• **TASK DESCRIPTION**
Transcribe the material in full. Nothing should differ except that the pictures are left out.

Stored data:
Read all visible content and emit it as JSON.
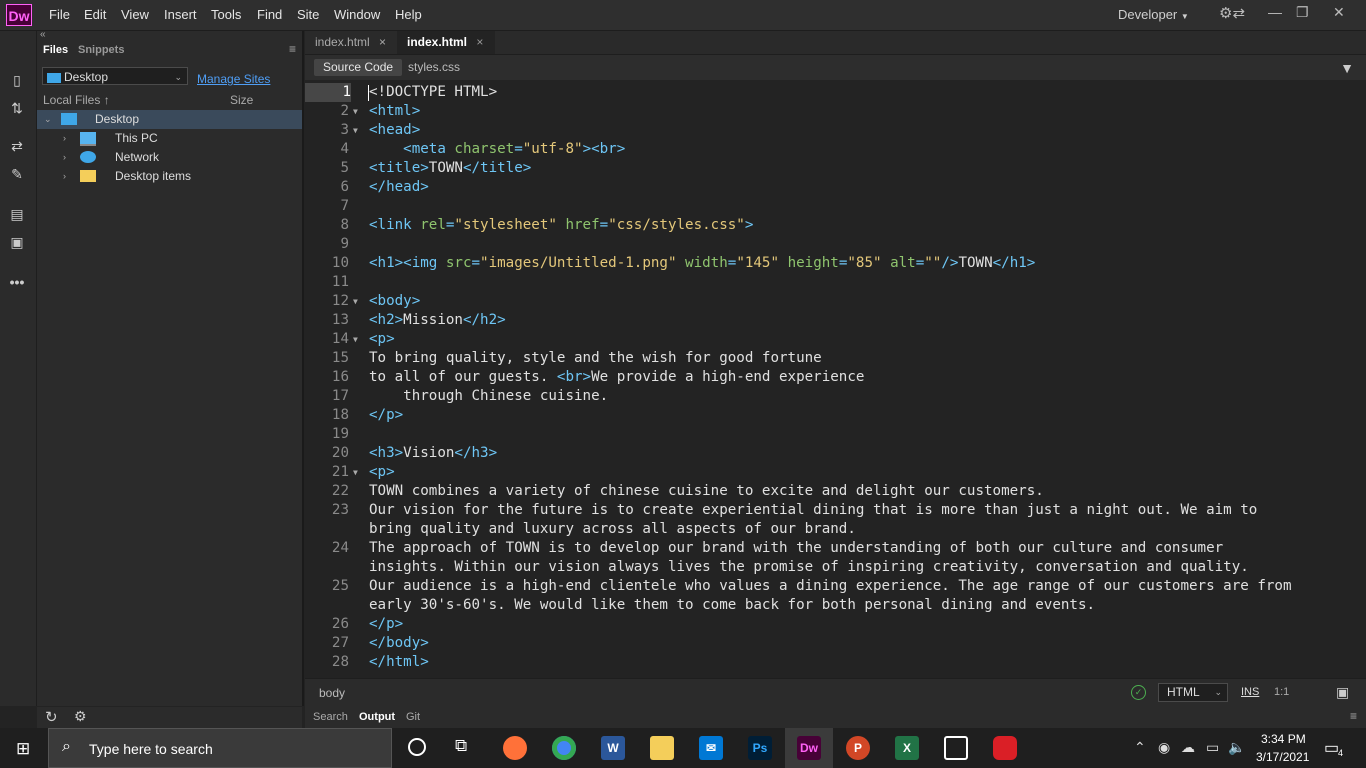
{
  "menubar": {
    "logo": "Dw",
    "items": [
      "File",
      "Edit",
      "View",
      "Insert",
      "Tools",
      "Find",
      "Site",
      "Window",
      "Help"
    ],
    "workspace": "Developer"
  },
  "files_panel": {
    "collapse_glyph": "«",
    "tabs": [
      "Files",
      "Snippets"
    ],
    "site_selected": "Desktop",
    "manage_sites": "Manage Sites",
    "col_local": "Local Files",
    "col_size": "Size",
    "tree": [
      {
        "label": "Desktop",
        "icon": "desktop-icon",
        "selected": true,
        "expanded": true
      },
      {
        "label": "This PC",
        "icon": "this-pc-icon"
      },
      {
        "label": "Network",
        "icon": "network-icon"
      },
      {
        "label": "Desktop items",
        "icon": "folder-icon"
      }
    ]
  },
  "doc_tabs": [
    {
      "label": "index.html",
      "close": "×"
    },
    {
      "label": "index.html",
      "close": "×",
      "active": true
    }
  ],
  "related_files": [
    "Source Code",
    "styles.css"
  ],
  "code_lines": [
    {
      "n": "1",
      "parts": [
        [
          "txt",
          "<!DOCTYPE HTML>"
        ]
      ]
    },
    {
      "n": "2",
      "fold": true,
      "parts": [
        [
          "tag",
          "<html>"
        ]
      ]
    },
    {
      "n": "3",
      "fold": true,
      "parts": [
        [
          "tag",
          "<head>"
        ]
      ]
    },
    {
      "n": "4",
      "parts": [
        [
          "txt",
          "    "
        ],
        [
          "tag",
          "<meta "
        ],
        [
          "attr",
          "charset"
        ],
        [
          "tag",
          "="
        ],
        [
          "str",
          "\"utf-8\""
        ],
        [
          "tag",
          "><br>"
        ]
      ]
    },
    {
      "n": "5",
      "parts": [
        [
          "tag",
          "<title>"
        ],
        [
          "txt",
          "TOWN"
        ],
        [
          "tag",
          "</title>"
        ]
      ]
    },
    {
      "n": "6",
      "parts": [
        [
          "tag",
          "</head>"
        ]
      ]
    },
    {
      "n": "7",
      "parts": []
    },
    {
      "n": "8",
      "parts": [
        [
          "tag",
          "<link "
        ],
        [
          "attr",
          "rel"
        ],
        [
          "tag",
          "="
        ],
        [
          "str",
          "\"stylesheet\""
        ],
        [
          "attr",
          " href"
        ],
        [
          "tag",
          "="
        ],
        [
          "str",
          "\"css/styles.css\""
        ],
        [
          "tag",
          ">"
        ]
      ]
    },
    {
      "n": "9",
      "parts": []
    },
    {
      "n": "10",
      "parts": [
        [
          "tag",
          "<h1><img "
        ],
        [
          "attr",
          "src"
        ],
        [
          "tag",
          "="
        ],
        [
          "str",
          "\"images/Untitled-1.png\""
        ],
        [
          "attr",
          " width"
        ],
        [
          "tag",
          "="
        ],
        [
          "str",
          "\"145\""
        ],
        [
          "attr",
          " height"
        ],
        [
          "tag",
          "="
        ],
        [
          "str",
          "\"85\""
        ],
        [
          "attr",
          " alt"
        ],
        [
          "tag",
          "="
        ],
        [
          "str",
          "\"\""
        ],
        [
          "tag",
          "/>"
        ],
        [
          "txt",
          "TOWN"
        ],
        [
          "tag",
          "</h1>"
        ]
      ]
    },
    {
      "n": "11",
      "parts": []
    },
    {
      "n": "12",
      "fold": true,
      "parts": [
        [
          "tag",
          "<body>"
        ]
      ]
    },
    {
      "n": "13",
      "parts": [
        [
          "tag",
          "<h2>"
        ],
        [
          "txt",
          "Mission"
        ],
        [
          "tag",
          "</h2>"
        ]
      ]
    },
    {
      "n": "14",
      "fold": true,
      "parts": [
        [
          "tag",
          "<p>"
        ]
      ]
    },
    {
      "n": "15",
      "parts": [
        [
          "txt",
          "To bring quality, style and the wish for good fortune"
        ]
      ]
    },
    {
      "n": "16",
      "parts": [
        [
          "txt",
          "to all of our guests. "
        ],
        [
          "tag",
          "<br>"
        ],
        [
          "txt",
          "We provide a high-end experience"
        ]
      ]
    },
    {
      "n": "17",
      "parts": [
        [
          "txt",
          "    through Chinese cuisine."
        ]
      ]
    },
    {
      "n": "18",
      "parts": [
        [
          "tag",
          "</p>"
        ]
      ]
    },
    {
      "n": "19",
      "parts": []
    },
    {
      "n": "20",
      "parts": [
        [
          "tag",
          "<h3>"
        ],
        [
          "txt",
          "Vision"
        ],
        [
          "tag",
          "</h3>"
        ]
      ]
    },
    {
      "n": "21",
      "fold": true,
      "parts": [
        [
          "tag",
          "<p>"
        ]
      ]
    },
    {
      "n": "22",
      "parts": [
        [
          "txt",
          "TOWN combines a variety of chinese cuisine to excite and delight our customers."
        ]
      ]
    },
    {
      "n": "23",
      "parts": [
        [
          "txt",
          "Our vision for the future is to create experiential dining that is more than just a night out. We aim to"
        ]
      ]
    },
    {
      "n": "",
      "parts": [
        [
          "txt",
          "bring quality and luxury across all aspects of our brand."
        ]
      ]
    },
    {
      "n": "24",
      "parts": [
        [
          "txt",
          "The approach of TOWN is to develop our brand with the understanding of both our culture and consumer"
        ]
      ]
    },
    {
      "n": "",
      "parts": [
        [
          "txt",
          "insights. Within our vision always lives the promise of inspiring creativity, conversation and quality."
        ]
      ]
    },
    {
      "n": "25",
      "parts": [
        [
          "txt",
          "Our audience is a high-end clientele who values a dining experience. The age range of our customers are from"
        ]
      ]
    },
    {
      "n": "",
      "parts": [
        [
          "txt",
          "early 30's-60's. We would like them to come back for both personal dining and events."
        ]
      ]
    },
    {
      "n": "26",
      "parts": [
        [
          "tag",
          "</p>"
        ]
      ]
    },
    {
      "n": "27",
      "parts": [
        [
          "tag",
          "</body>"
        ]
      ]
    },
    {
      "n": "28",
      "parts": [
        [
          "tag",
          "</html>"
        ]
      ]
    }
  ],
  "status": {
    "tag": "body",
    "doc_type": "HTML",
    "mode": "INS",
    "position": "1:1"
  },
  "bottom_tabs": [
    "Search",
    "Output",
    "Git"
  ],
  "taskbar": {
    "search_placeholder": "Type here to search",
    "time": "3:34 PM",
    "date": "3/17/2021",
    "notifications": "4"
  }
}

• **SOLUTION TO THIS PROBLEM**
Read all visible content and emit it as JSON.
{
  "menubar": {
    "logo": "Dw",
    "items": [
      "File",
      "Edit",
      "View",
      "Insert",
      "Tools",
      "Find",
      "Site",
      "Window",
      "Help"
    ],
    "workspace": "Developer"
  },
  "files_panel": {
    "collapse_glyph": "«",
    "tabs": [
      "Files",
      "Snippets"
    ],
    "site_selected": "Desktop",
    "manage_sites": "Manage Sites",
    "col_local": "Local Files",
    "col_size": "Size",
    "tree": [
      {
        "label": "Desktop",
        "icon": "desktop-icon",
        "selected": true,
        "expanded": true
      },
      {
        "label": "This PC",
        "icon": "this-pc-icon"
      },
      {
        "label": "Network",
        "icon": "network-icon"
      },
      {
        "label": "Desktop items",
        "icon": "folder-icon"
      }
    ]
  },
  "doc_tabs": [
    {
      "label": "index.html",
      "close": "×"
    },
    {
      "label": "index.html",
      "close": "×",
      "active": true
    }
  ],
  "related_files": [
    "Source Code",
    "styles.css"
  ],
  "code_lines": [
    {
      "n": "1",
      "parts": [
        [
          "txt",
          "<!DOCTYPE HTML>"
        ]
      ]
    },
    {
      "n": "2",
      "fold": true,
      "parts": [
        [
          "tag",
          "<html>"
        ]
      ]
    },
    {
      "n": "3",
      "fold": true,
      "parts": [
        [
          "tag",
          "<head>"
        ]
      ]
    },
    {
      "n": "4",
      "parts": [
        [
          "txt",
          "    "
        ],
        [
          "tag",
          "<meta "
        ],
        [
          "attr",
          "charset"
        ],
        [
          "tag",
          "="
        ],
        [
          "str",
          "\"utf-8\""
        ],
        [
          "tag",
          "><br>"
        ]
      ]
    },
    {
      "n": "5",
      "parts": [
        [
          "tag",
          "<title>"
        ],
        [
          "txt",
          "TOWN"
        ],
        [
          "tag",
          "</title>"
        ]
      ]
    },
    {
      "n": "6",
      "parts": [
        [
          "tag",
          "</head>"
        ]
      ]
    },
    {
      "n": "7",
      "parts": []
    },
    {
      "n": "8",
      "parts": [
        [
          "tag",
          "<link "
        ],
        [
          "attr",
          "rel"
        ],
        [
          "tag",
          "="
        ],
        [
          "str",
          "\"stylesheet\""
        ],
        [
          "attr",
          " href"
        ],
        [
          "tag",
          "="
        ],
        [
          "str",
          "\"css/styles.css\""
        ],
        [
          "tag",
          ">"
        ]
      ]
    },
    {
      "n": "9",
      "parts": []
    },
    {
      "n": "10",
      "parts": [
        [
          "tag",
          "<h1><img "
        ],
        [
          "attr",
          "src"
        ],
        [
          "tag",
          "="
        ],
        [
          "str",
          "\"images/Untitled-1.png\""
        ],
        [
          "attr",
          " width"
        ],
        [
          "tag",
          "="
        ],
        [
          "str",
          "\"145\""
        ],
        [
          "attr",
          " height"
        ],
        [
          "tag",
          "="
        ],
        [
          "str",
          "\"85\""
        ],
        [
          "attr",
          " alt"
        ],
        [
          "tag",
          "="
        ],
        [
          "str",
          "\"\""
        ],
        [
          "tag",
          "/>"
        ],
        [
          "txt",
          "TOWN"
        ],
        [
          "tag",
          "</h1>"
        ]
      ]
    },
    {
      "n": "11",
      "parts": []
    },
    {
      "n": "12",
      "fold": true,
      "parts": [
        [
          "tag",
          "<body>"
        ]
      ]
    },
    {
      "n": "13",
      "parts": [
        [
          "tag",
          "<h2>"
        ],
        [
          "txt",
          "Mission"
        ],
        [
          "tag",
          "</h2>"
        ]
      ]
    },
    {
      "n": "14",
      "fold": true,
      "parts": [
        [
          "tag",
          "<p>"
        ]
      ]
    },
    {
      "n": "15",
      "parts": [
        [
          "txt",
          "To bring quality, style and the wish for good fortune"
        ]
      ]
    },
    {
      "n": "16",
      "parts": [
        [
          "txt",
          "to all of our guests. "
        ],
        [
          "tag",
          "<br>"
        ],
        [
          "txt",
          "We provide a high-end experience"
        ]
      ]
    },
    {
      "n": "17",
      "parts": [
        [
          "txt",
          "    through Chinese cuisine."
        ]
      ]
    },
    {
      "n": "18",
      "parts": [
        [
          "tag",
          "</p>"
        ]
      ]
    },
    {
      "n": "19",
      "parts": []
    },
    {
      "n": "20",
      "parts": [
        [
          "tag",
          "<h3>"
        ],
        [
          "txt",
          "Vision"
        ],
        [
          "tag",
          "</h3>"
        ]
      ]
    },
    {
      "n": "21",
      "fold": true,
      "parts": [
        [
          "tag",
          "<p>"
        ]
      ]
    },
    {
      "n": "22",
      "parts": [
        [
          "txt",
          "TOWN combines a variety of chinese cuisine to excite and delight our customers."
        ]
      ]
    },
    {
      "n": "23",
      "parts": [
        [
          "txt",
          "Our vision for the future is to create experiential dining that is more than just a night out. We aim to"
        ]
      ]
    },
    {
      "n": "",
      "parts": [
        [
          "txt",
          "bring quality and luxury across all aspects of our brand."
        ]
      ]
    },
    {
      "n": "24",
      "parts": [
        [
          "txt",
          "The approach of TOWN is to develop our brand with the understanding of both our culture and consumer"
        ]
      ]
    },
    {
      "n": "",
      "parts": [
        [
          "txt",
          "insights. Within our vision always lives the promise of inspiring creativity, conversation and quality."
        ]
      ]
    },
    {
      "n": "25",
      "parts": [
        [
          "txt",
          "Our audience is a high-end clientele who values a dining experience. The age range of our customers are from"
        ]
      ]
    },
    {
      "n": "",
      "parts": [
        [
          "txt",
          "early 30's-60's. We would like them to come back for both personal dining and events."
        ]
      ]
    },
    {
      "n": "26",
      "parts": [
        [
          "tag",
          "</p>"
        ]
      ]
    },
    {
      "n": "27",
      "parts": [
        [
          "tag",
          "</body>"
        ]
      ]
    },
    {
      "n": "28",
      "parts": [
        [
          "tag",
          "</html>"
        ]
      ]
    }
  ],
  "status": {
    "tag": "body",
    "doc_type": "HTML",
    "mode": "INS",
    "position": "1:1"
  },
  "bottom_tabs": [
    "Search",
    "Output",
    "Git"
  ],
  "taskbar": {
    "search_placeholder": "Type here to search",
    "time": "3:34 PM",
    "date": "3/17/2021",
    "notifications": "4"
  }
}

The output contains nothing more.